Problem details
Pull out every line below holding the word "emoji".

Exercise data
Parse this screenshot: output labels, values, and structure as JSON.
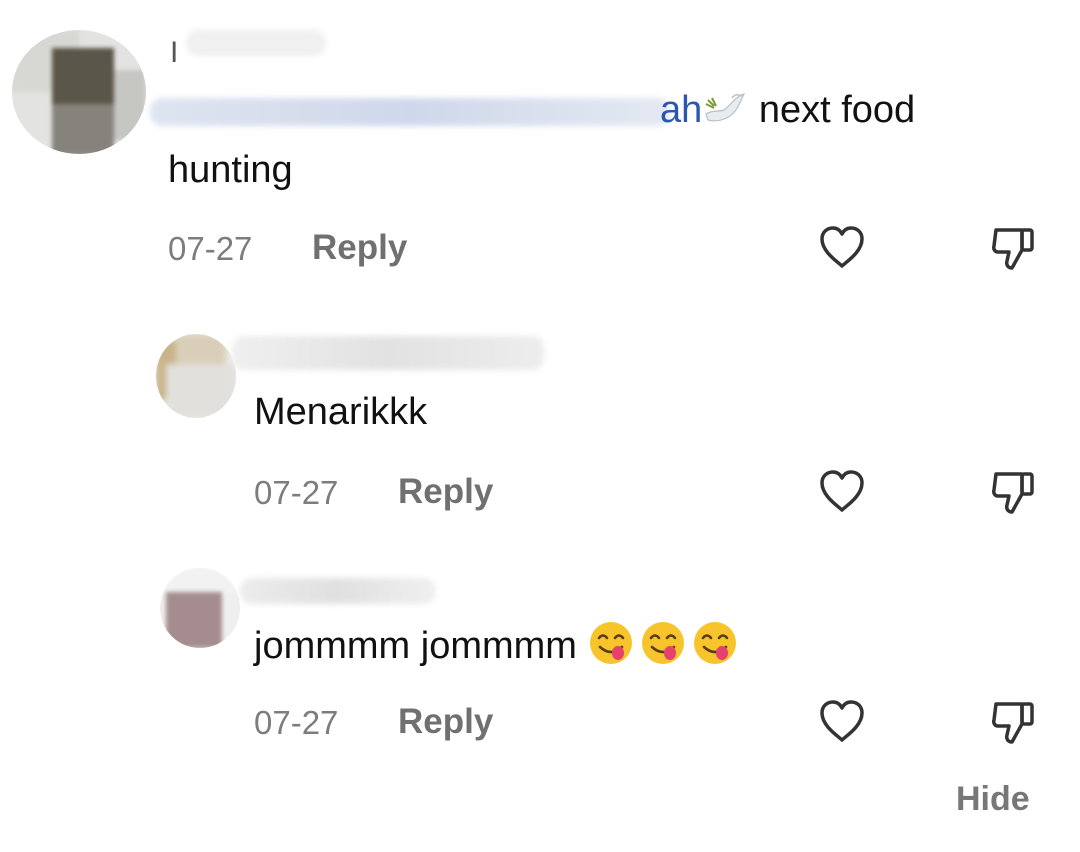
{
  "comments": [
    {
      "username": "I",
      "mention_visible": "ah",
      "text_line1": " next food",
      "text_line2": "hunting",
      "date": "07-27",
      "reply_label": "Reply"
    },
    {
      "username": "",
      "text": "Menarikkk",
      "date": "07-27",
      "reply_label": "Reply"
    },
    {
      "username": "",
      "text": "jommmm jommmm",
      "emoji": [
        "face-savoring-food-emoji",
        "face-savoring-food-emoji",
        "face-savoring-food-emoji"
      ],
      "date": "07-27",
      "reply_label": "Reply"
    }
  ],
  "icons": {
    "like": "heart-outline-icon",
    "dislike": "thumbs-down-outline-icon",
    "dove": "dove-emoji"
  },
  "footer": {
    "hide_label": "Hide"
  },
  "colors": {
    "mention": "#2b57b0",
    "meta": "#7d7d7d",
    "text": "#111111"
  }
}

...

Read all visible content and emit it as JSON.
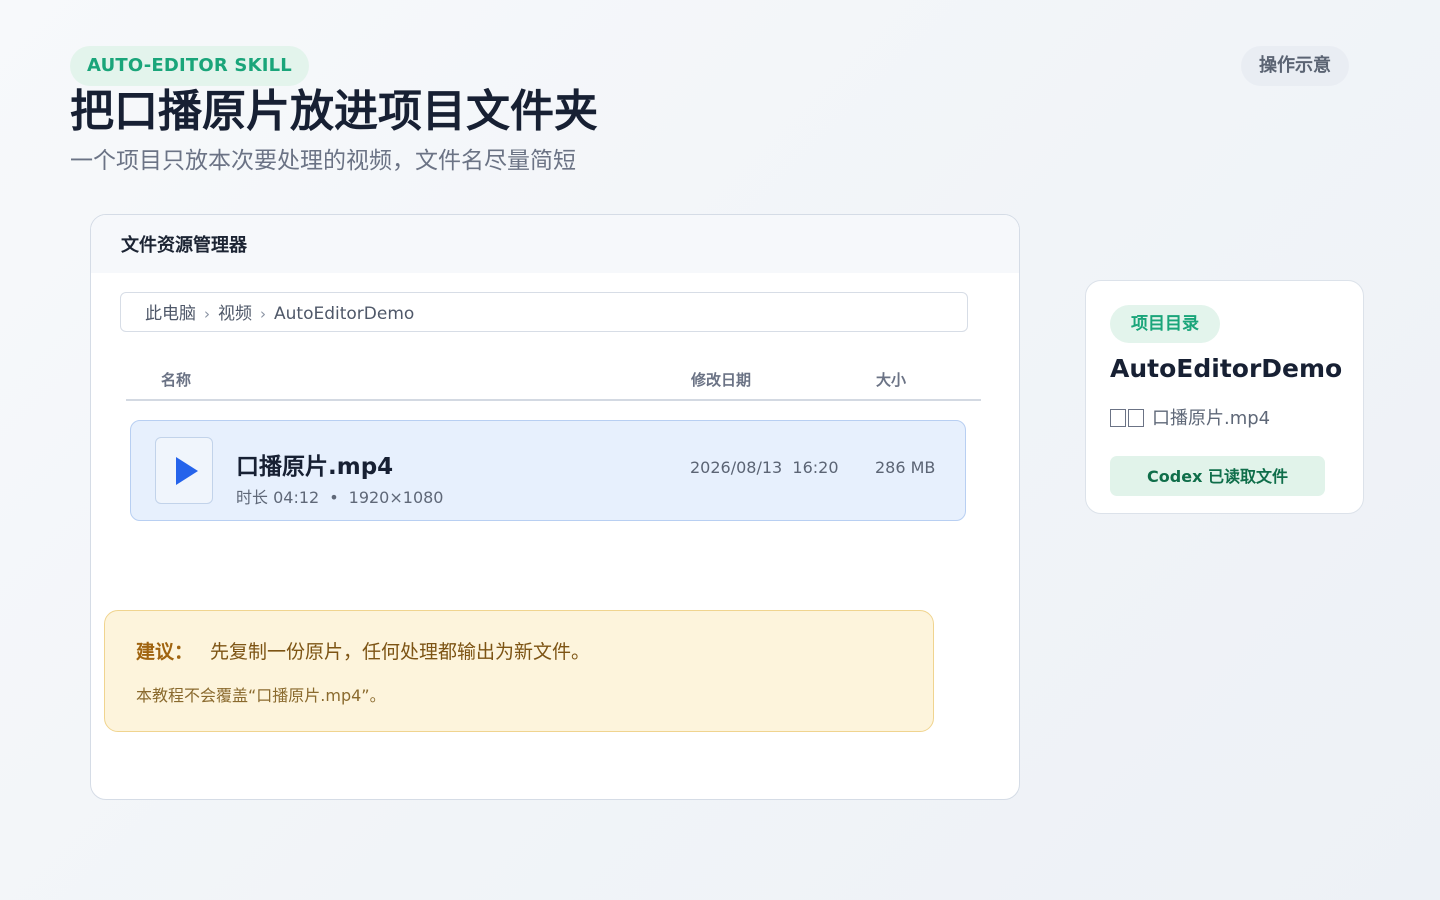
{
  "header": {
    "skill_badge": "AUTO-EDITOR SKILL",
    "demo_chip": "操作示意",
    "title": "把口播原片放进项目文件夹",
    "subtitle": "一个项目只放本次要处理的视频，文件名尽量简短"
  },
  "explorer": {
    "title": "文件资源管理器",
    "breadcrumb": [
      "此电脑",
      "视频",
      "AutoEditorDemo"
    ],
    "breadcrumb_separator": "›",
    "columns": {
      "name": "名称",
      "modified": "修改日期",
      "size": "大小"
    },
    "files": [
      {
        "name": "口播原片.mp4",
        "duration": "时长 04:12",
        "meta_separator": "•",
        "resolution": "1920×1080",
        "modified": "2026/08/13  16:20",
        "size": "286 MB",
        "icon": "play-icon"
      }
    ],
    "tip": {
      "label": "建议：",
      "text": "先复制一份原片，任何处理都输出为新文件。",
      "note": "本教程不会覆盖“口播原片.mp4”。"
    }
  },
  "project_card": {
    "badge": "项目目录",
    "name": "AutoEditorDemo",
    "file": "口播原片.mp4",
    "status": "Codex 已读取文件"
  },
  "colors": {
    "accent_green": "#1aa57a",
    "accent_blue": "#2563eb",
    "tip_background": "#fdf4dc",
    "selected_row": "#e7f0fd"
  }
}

Task result
      "emoji": [
        "face-savoring-food-emoji",
        "face-savoring-food-emoji",
        "face-savoring-food-emoji"
    "dove": "dove-emoji"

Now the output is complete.